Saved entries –
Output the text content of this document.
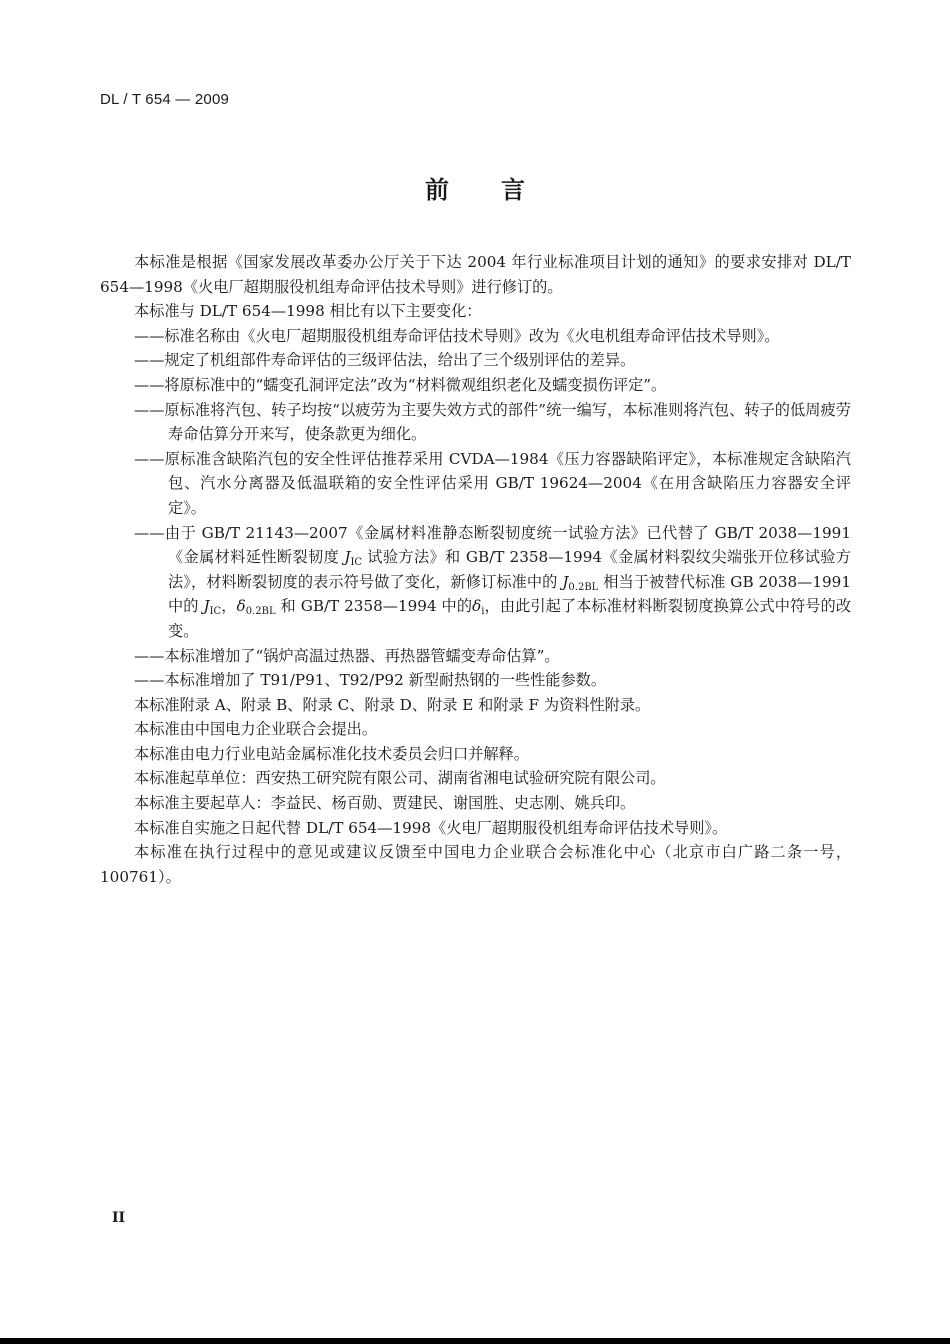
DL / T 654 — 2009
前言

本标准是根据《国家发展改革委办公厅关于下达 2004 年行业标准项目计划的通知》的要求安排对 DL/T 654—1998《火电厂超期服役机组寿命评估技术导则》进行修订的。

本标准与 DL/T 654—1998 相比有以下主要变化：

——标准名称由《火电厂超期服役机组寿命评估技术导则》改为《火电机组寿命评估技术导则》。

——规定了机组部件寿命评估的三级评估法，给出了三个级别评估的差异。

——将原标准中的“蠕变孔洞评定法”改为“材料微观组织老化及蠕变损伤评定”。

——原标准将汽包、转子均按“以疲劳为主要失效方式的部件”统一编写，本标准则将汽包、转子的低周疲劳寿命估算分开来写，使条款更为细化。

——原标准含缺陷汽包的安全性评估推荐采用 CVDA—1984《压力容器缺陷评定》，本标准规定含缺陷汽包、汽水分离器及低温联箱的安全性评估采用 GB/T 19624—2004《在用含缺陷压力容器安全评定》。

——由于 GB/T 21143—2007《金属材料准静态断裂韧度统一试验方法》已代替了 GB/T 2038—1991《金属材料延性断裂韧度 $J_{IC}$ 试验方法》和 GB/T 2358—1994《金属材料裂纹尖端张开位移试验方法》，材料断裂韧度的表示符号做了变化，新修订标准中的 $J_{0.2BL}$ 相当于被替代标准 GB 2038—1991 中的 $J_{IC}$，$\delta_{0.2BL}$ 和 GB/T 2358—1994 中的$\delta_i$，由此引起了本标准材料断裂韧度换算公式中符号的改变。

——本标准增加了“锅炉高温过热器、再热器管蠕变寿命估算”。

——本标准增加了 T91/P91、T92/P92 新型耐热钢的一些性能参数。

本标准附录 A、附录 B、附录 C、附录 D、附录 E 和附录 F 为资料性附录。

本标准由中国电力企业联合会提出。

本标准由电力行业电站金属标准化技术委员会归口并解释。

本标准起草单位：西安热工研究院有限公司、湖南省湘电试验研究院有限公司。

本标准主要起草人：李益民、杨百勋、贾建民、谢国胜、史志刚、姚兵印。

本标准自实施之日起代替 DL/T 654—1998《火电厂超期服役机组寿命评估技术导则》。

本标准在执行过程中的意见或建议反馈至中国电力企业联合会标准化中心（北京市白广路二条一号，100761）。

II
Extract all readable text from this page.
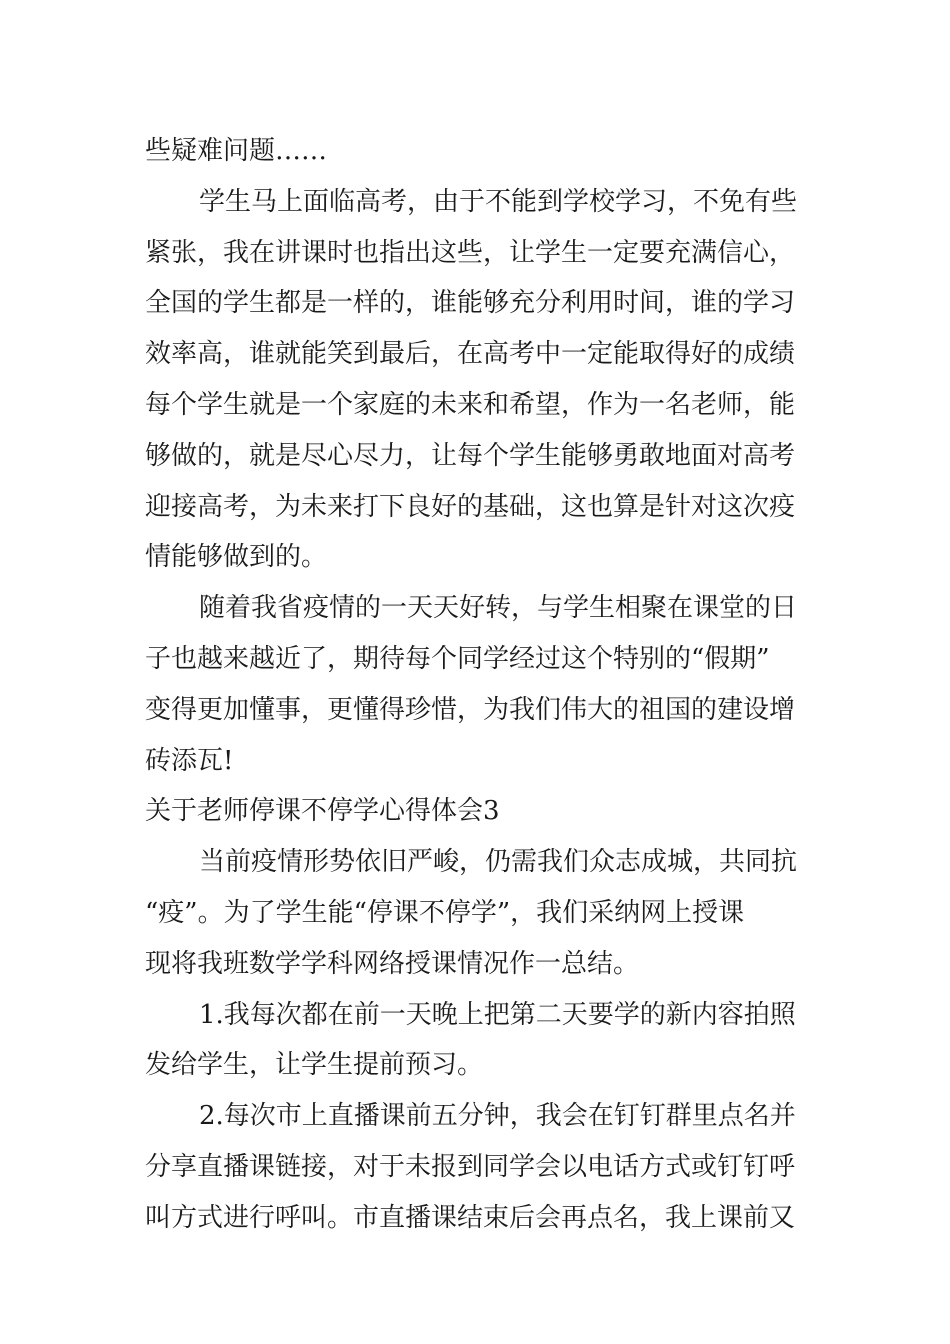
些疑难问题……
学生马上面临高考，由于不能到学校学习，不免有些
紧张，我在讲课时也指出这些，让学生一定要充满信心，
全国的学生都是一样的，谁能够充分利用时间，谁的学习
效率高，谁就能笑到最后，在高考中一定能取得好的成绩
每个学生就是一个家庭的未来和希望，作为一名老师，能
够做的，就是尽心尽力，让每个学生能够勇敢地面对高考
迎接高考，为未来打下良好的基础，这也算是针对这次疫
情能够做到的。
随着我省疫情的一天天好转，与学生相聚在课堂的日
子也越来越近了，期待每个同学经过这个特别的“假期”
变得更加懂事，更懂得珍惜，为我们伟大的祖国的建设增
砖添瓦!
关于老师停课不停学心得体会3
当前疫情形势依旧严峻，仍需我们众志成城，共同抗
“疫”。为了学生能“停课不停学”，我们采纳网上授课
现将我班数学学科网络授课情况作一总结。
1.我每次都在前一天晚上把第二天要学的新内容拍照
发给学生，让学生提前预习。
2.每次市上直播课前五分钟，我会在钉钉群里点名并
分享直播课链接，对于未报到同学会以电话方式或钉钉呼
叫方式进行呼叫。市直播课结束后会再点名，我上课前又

WHAT YOU HAVE TO DO –
Where a line in the material above holds "this", copy that line.

TASK OUTPUT –
Output the text content of this document.
Extract all readable text from this page.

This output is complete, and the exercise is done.